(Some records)
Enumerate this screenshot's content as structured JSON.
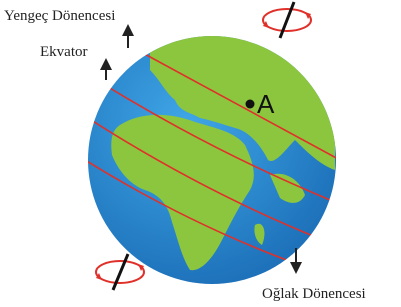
{
  "labels": {
    "tropic_of_cancer": "Yengeç Dönencesi",
    "equator": "Ekvator",
    "point": "A",
    "tropic_of_capricorn": "Oğlak Dönencesi"
  }
}
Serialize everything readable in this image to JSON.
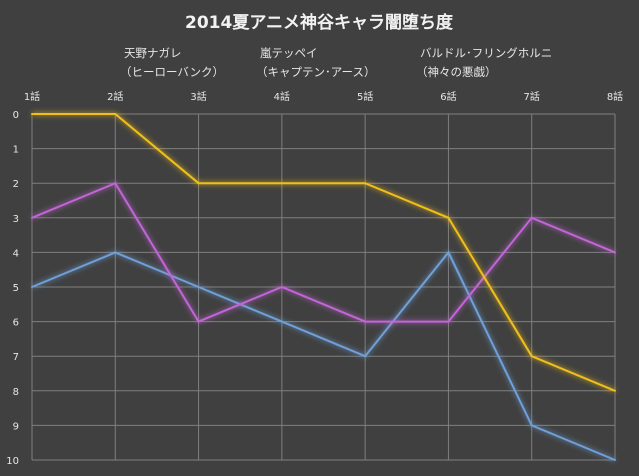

Task details — Without including any picture, retype the entries exactly.

Task response —
Enumerate this screenshot's content as structured JSON.
{
  "labels": {
    "tropic_of_cancer": "Yengeç Dönencesi",
    "equator": "Ekvator",
    "point": "A",
    "tropic_of_capricorn": "Oğlak Dönencesi"
  }
}
Serialize everything readable in this image to JSON.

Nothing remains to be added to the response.